Written request: Report back each line of the records that contains the string "Tổng".

↓

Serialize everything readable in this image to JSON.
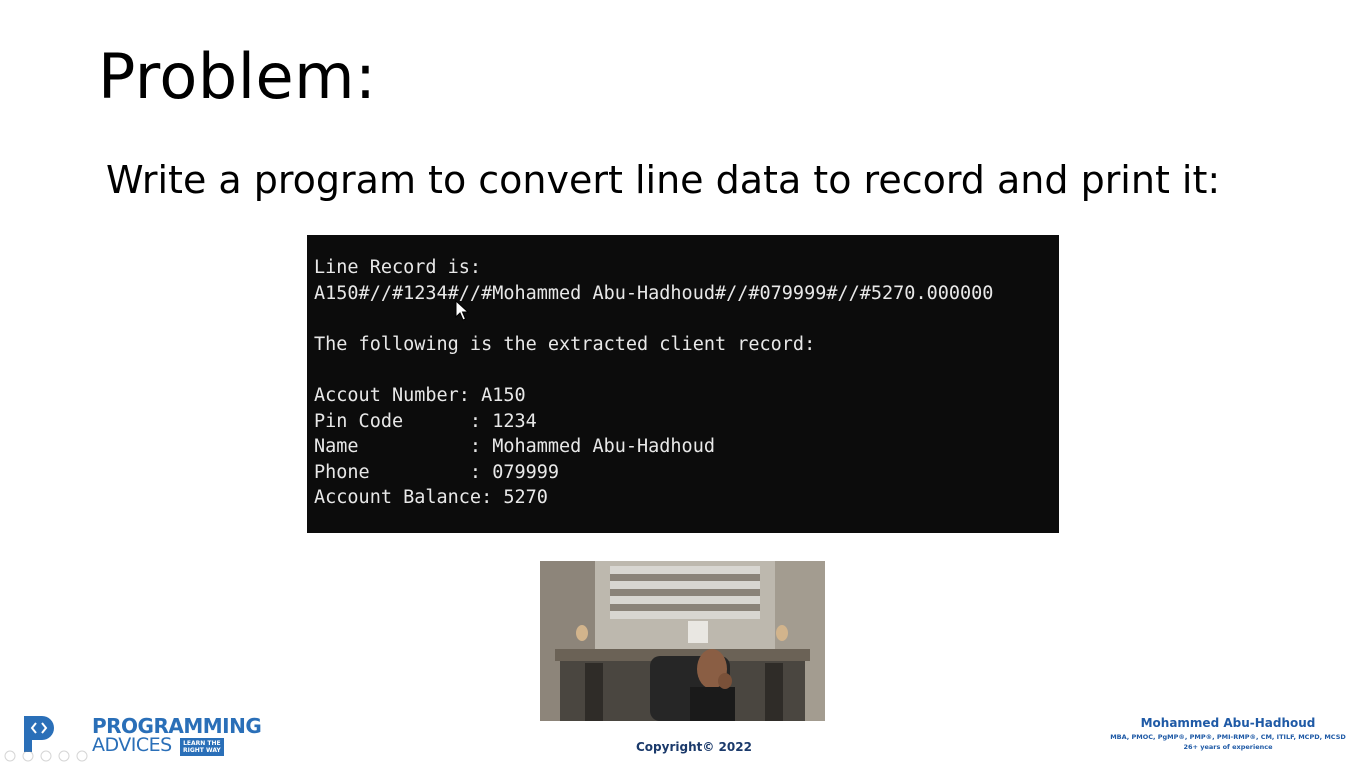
{
  "slide": {
    "title": "Problem:",
    "subtitle": "Write a program to convert line data to record and print it:"
  },
  "console": {
    "lines": [
      "Line Record is:",
      "A150#//#1234#//#Mohammed Abu-Hadhoud#//#079999#//#5270.000000",
      "",
      "The following is the extracted client record:",
      "",
      "Accout Number: A150",
      "Pin Code      : 1234",
      "Name          : Mohammed Abu-Hadhoud",
      "Phone         : 079999",
      "Account Balance: 5270"
    ]
  },
  "logo": {
    "line1": "PROGRAMMING",
    "line2": "ADVICES",
    "badge_line1": "LEARN THE",
    "badge_line2": "RIGHT WAY",
    "brand_color": "#2a6fb8"
  },
  "footer": {
    "copyright": "Copyright© 2022",
    "author_name": "Mohammed Abu-Hadhoud",
    "author_credentials": "MBA, PMOC, PgMP®, PMP®, PMI-RMP®, CM, ITILF, MCPD, MCSD",
    "author_experience": "26+ years of experience"
  },
  "icons": {
    "cursor": "mouse-pointer-icon",
    "logo_mark": "programming-advices-logo-icon"
  }
}
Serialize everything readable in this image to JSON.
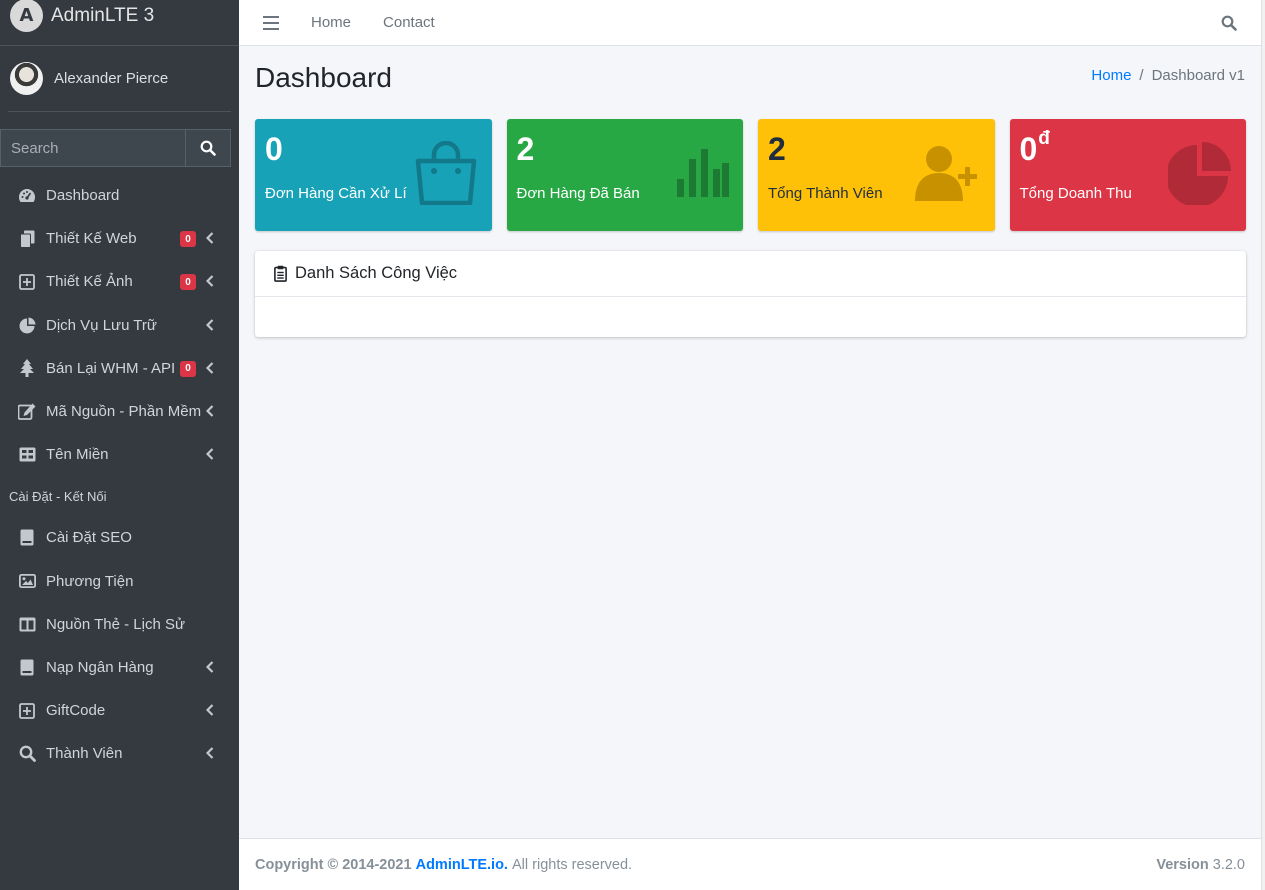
{
  "brand": {
    "name": "AdminLTE 3",
    "logo_letter": "A"
  },
  "user": {
    "name": "Alexander Pierce"
  },
  "sidebar_search": {
    "placeholder": "Search"
  },
  "nav": {
    "items": [
      {
        "label": "Dashboard",
        "icon": "tachometer-icon"
      },
      {
        "label": "Thiết Kế Web",
        "icon": "copy-icon",
        "badge": "0",
        "arrow": true
      },
      {
        "label": "Thiết Kế Ảnh",
        "icon": "plus-square-icon",
        "badge": "0",
        "arrow": true
      },
      {
        "label": "Dịch Vụ Lưu Trữ",
        "icon": "pie-chart-icon",
        "arrow": true
      },
      {
        "label": "Bán Lại WHM - API",
        "icon": "tree-icon",
        "badge": "0",
        "arrow": true
      },
      {
        "label": "Mã Nguồn - Phần Mềm",
        "icon": "edit-icon",
        "arrow": true
      },
      {
        "label": "Tên Miền",
        "icon": "th-large-icon",
        "arrow": true
      }
    ],
    "header": "Cài Đặt - Kết Nối",
    "items2": [
      {
        "label": "Cài Đặt SEO",
        "icon": "book-icon"
      },
      {
        "label": "Phương Tiện",
        "icon": "image-icon"
      },
      {
        "label": "Nguồn Thẻ - Lịch Sử",
        "icon": "columns-icon"
      },
      {
        "label": "Nạp Ngân Hàng",
        "icon": "book-icon",
        "arrow": true
      },
      {
        "label": "GiftCode",
        "icon": "plus-square-icon",
        "arrow": true
      },
      {
        "label": "Thành Viên",
        "icon": "search-icon",
        "arrow": true
      }
    ]
  },
  "topbar": {
    "home": "Home",
    "contact": "Contact"
  },
  "page": {
    "title": "Dashboard"
  },
  "breadcrumb": {
    "home": "Home",
    "separator": "/",
    "current": "Dashboard v1"
  },
  "stats": [
    {
      "value": "0",
      "label": "Đơn Hàng Cần Xử Lí",
      "color": "#17a2b8",
      "icon": "shopping-bag-icon"
    },
    {
      "value": "2",
      "label": "Đơn Hàng Đã Bán",
      "color": "#28a745",
      "icon": "bar-chart-icon"
    },
    {
      "value": "2",
      "label": "Tổng Thành Viên",
      "color": "#ffc107",
      "icon": "user-plus-icon"
    },
    {
      "value": "0",
      "unit": "đ",
      "label": "Tổng Doanh Thu",
      "color": "#dc3545",
      "icon": "pie-chart-icon"
    }
  ],
  "card": {
    "title": "Danh Sách Công Việc",
    "icon": "clipboard-icon"
  },
  "footer": {
    "copyright": "Copyright © 2014-2021",
    "link": "AdminLTE.io.",
    "rights": "All rights reserved.",
    "version_label": "Version",
    "version": "3.2.0"
  }
}
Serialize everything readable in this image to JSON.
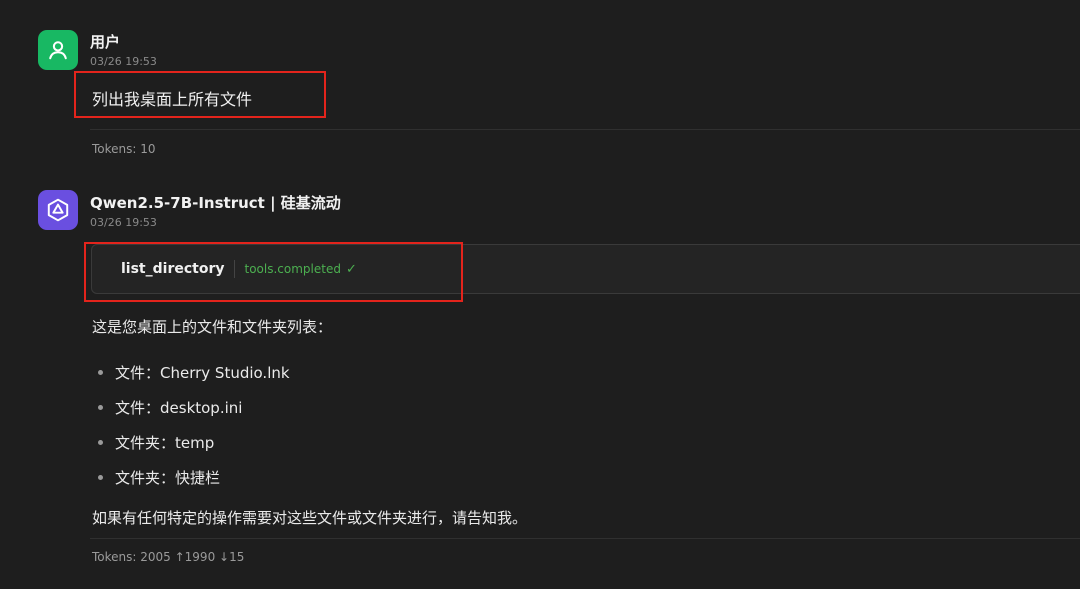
{
  "messages": {
    "user": {
      "name": "用户",
      "time": "03/26 19:53",
      "text": "列出我桌面上所有文件",
      "tokens": "Tokens: 10",
      "avatar_icon": "user-icon",
      "avatar_color": "#18b863"
    },
    "model": {
      "name": "Qwen2.5-7B-Instruct | 硅基流动",
      "time": "03/26 19:53",
      "avatar_icon": "model-logo-icon",
      "avatar_color": "#6a4fe0",
      "tool": {
        "name": "list_directory",
        "status": "tools.completed",
        "status_icon": "check-icon",
        "status_color": "#4caf50"
      },
      "intro": "这是您桌面上的文件和文件夹列表：",
      "items": [
        "文件：Cherry Studio.lnk",
        "文件：desktop.ini",
        "文件夹：temp",
        "文件夹：快捷栏"
      ],
      "outro": "如果有任何特定的操作需要对这些文件或文件夹进行，请告知我。",
      "tokens": "Tokens: 2005 ↑1990 ↓15"
    }
  },
  "highlight_color": "#e3241c"
}
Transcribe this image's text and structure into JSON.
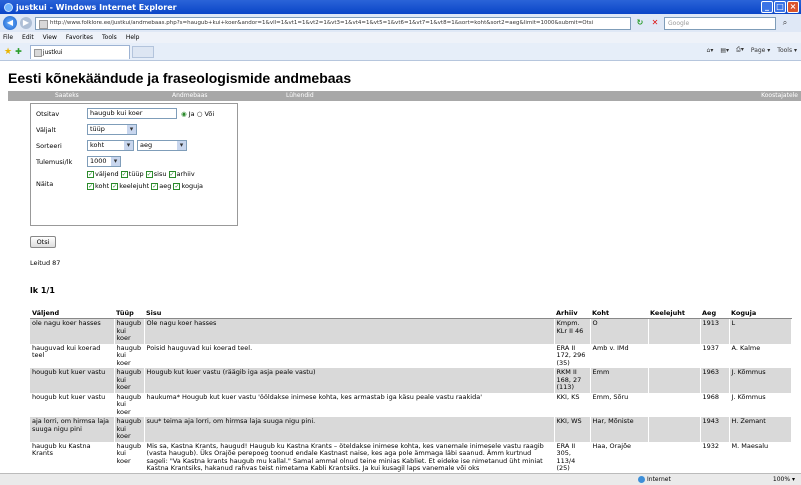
{
  "window": {
    "title": "justkui - Windows Internet Explorer",
    "url": "http://www.folklore.ee/justkui/andmebaas.php?s=haugub+kui+koer&andor=1&vll=1&vt1=1&vt2=1&vt3=1&vt4=1&vt5=1&vt6=1&vt7=1&vt8=1&sort=koht&sort2=aeg&limit=1000&submit=Otsi",
    "search_placeholder": "Google",
    "menu": [
      "File",
      "Edit",
      "View",
      "Favorites",
      "Tools",
      "Help"
    ],
    "tab_label": "justkui",
    "tools": [
      "Page ▾",
      "Tools ▾"
    ]
  },
  "page": {
    "title": "Eesti kõnekäändude ja fraseologismide andmebaas",
    "nav": [
      "Saateks",
      "Andmebaas",
      "Lühendid"
    ],
    "nav_right": "Koostajatele"
  },
  "form": {
    "otsitav_label": "Otsitav",
    "otsitav_value": "haugub kui koer",
    "ja_label": "Ja",
    "voi_label": "Või",
    "valjalt_label": "Väljalt",
    "valjalt_value": "tüüp",
    "sorteeri_label": "Sorteeri",
    "sort1": "koht",
    "sort2": "aeg",
    "tulemusi_label": "Tulemusi/lk",
    "tulemusi_value": "1000",
    "naita_label": "Näita",
    "show_row1": [
      "väljend",
      "tüüp",
      "sisu",
      "arhiiv"
    ],
    "show_row2": [
      "koht",
      "keelejuht",
      "aeg",
      "koguja"
    ],
    "submit": "Otsi"
  },
  "results_info": {
    "found": "Leitud 87",
    "page": "lk 1/1"
  },
  "table": {
    "headers": [
      "Väljend",
      "Tüüp",
      "Sisu",
      "Arhiiv",
      "Koht",
      "Keelejuht",
      "Aeg",
      "Koguja"
    ],
    "rows": [
      [
        "ole nagu koer hasses",
        "haugub kui koer",
        "Ole nagu koer hasses",
        "Kmpm. KLr II 46",
        "O",
        "",
        "1913",
        "L"
      ],
      [
        "hauguvad kui koerad teel",
        "haugub kui koer",
        "Poisid hauguvad kui koerad teel.",
        "ERA II 172, 296 (35)",
        "Amb v. IMd",
        "",
        "1937",
        "A. Kalme"
      ],
      [
        "hougub kut kuer vastu",
        "haugub kui koer",
        "Hougub kut kuer vastu (räägib iga asja peale vastu)",
        "RKM II 168, 27 (113)",
        "Emm",
        "",
        "1963",
        "J. Kõmmus"
      ],
      [
        "hougub kut kuer vastu",
        "haugub kui koer",
        "haukuma* Hougub kut kuer vastu 'ööldakse inimese kohta, kes armastab iga käsu peale vastu raakida'",
        "KKI, KS",
        "Emm, Sõru",
        "",
        "1968",
        "J. Kõmmus"
      ],
      [
        "aja lorri, om hirmsa laja suuga nigu pini",
        "haugub kui koer",
        "suu* teima aja lorri, om hirmsa laja suuga nigu pini.",
        "KKI, WS",
        "Har, Mõniste",
        "",
        "1943",
        "H. Zemant"
      ],
      [
        "haugub ku Kastna Krants",
        "haugub kui koer",
        "Mis sa, Kastna Krants, haugud! Haugub ku Kastna Krants – öteldakse inimese kohta, kes vanemale inimesele vastu raagib (vasta haugub). Üks Orajõe perepoeg toonud endale Kastnast naise, kes aga pole ämmaga läbi saanud. Ämm kurtnud sageli: \"Va Kastna krants haugub mu kallal.\" Samal ammal olnud teine minias Kabliet. Et eideke ise nimetanud üht miniat Kastna Krantsiks, hakanud rahvas teist nimetama Kabli Krantsiks. Ja kui kusagil laps vanemale või oks",
        "ERA II 305, 113/4 (25)",
        "Haa, Orajõe",
        "",
        "1932",
        "M. Maesalu"
      ]
    ]
  },
  "statusbar": {
    "zone": "Internet",
    "zoom": "100% ▾"
  }
}
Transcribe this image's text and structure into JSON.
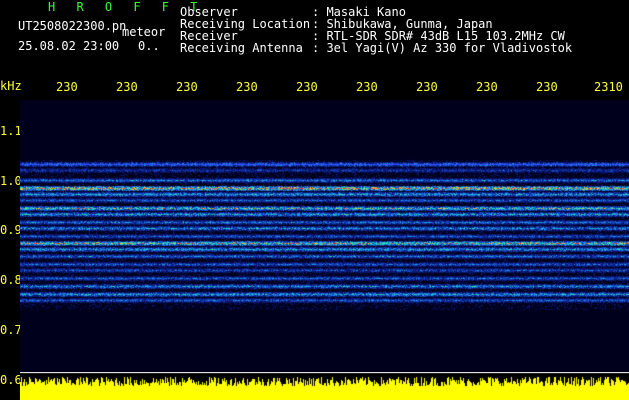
{
  "header": {
    "station_code": "H R O F F T",
    "filename": "UT2508022300.pn",
    "label": "meteor",
    "datetime": "25.08.02 23:00",
    "count": "0..",
    "fields": [
      {
        "label": "Observer",
        "value": ": Masaki Kano"
      },
      {
        "label": "Receiving Location",
        "value": ": Shibukawa, Gunma, Japan"
      },
      {
        "label": "Receiver",
        "value": ": RTL-SDR SDR# 43dB L15 103.2MHz CW"
      },
      {
        "label": "Receiving Antenna",
        "value": ": 3el Yagi(V) Az 330 for Vladivostok"
      }
    ]
  },
  "time_axis": {
    "ticks": [
      "230",
      "230",
      "230",
      "230",
      "230",
      "230",
      "230",
      "230",
      "230",
      "2310"
    ]
  },
  "freq_axis": {
    "unit": "kHz",
    "ticks": [
      "1.1",
      "1.0",
      "0.9",
      "0.8",
      "0.7",
      "0.6"
    ]
  },
  "colors": {
    "text": "#ffffff",
    "axis_labels": "#ffff33",
    "station_code": "#33ff33",
    "background": "#000000",
    "waterfall_bg": "#00001c",
    "spectrum": "#ffff00"
  }
}
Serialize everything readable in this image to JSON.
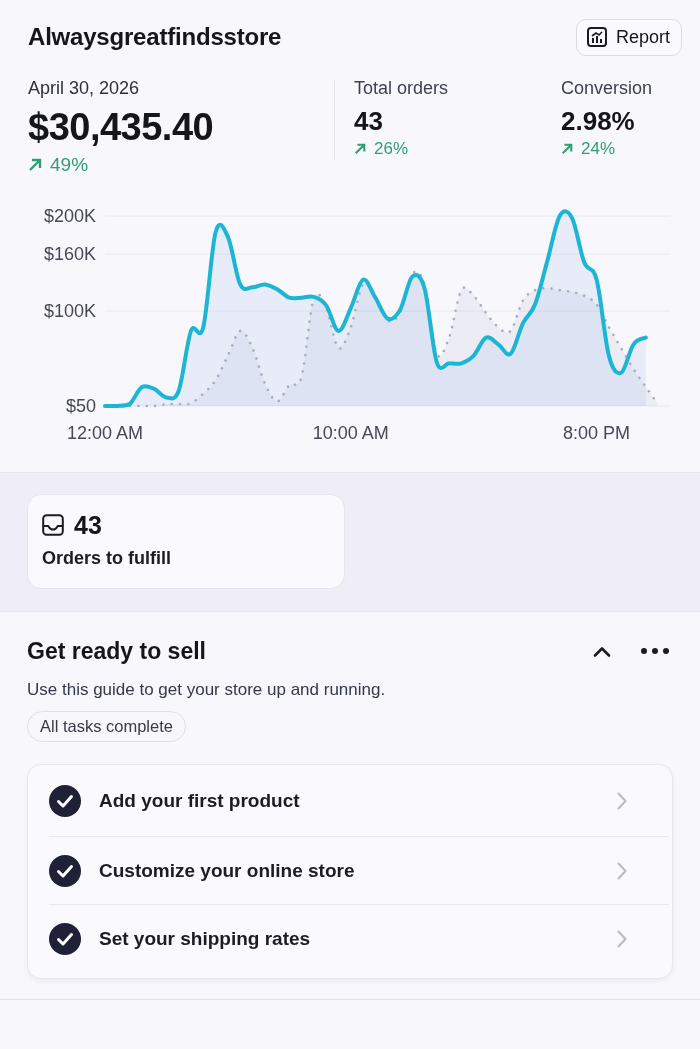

↑

Task answer:
      "label": "Tổng Thành Viên",
      "label": "Tổng Doanh Thu",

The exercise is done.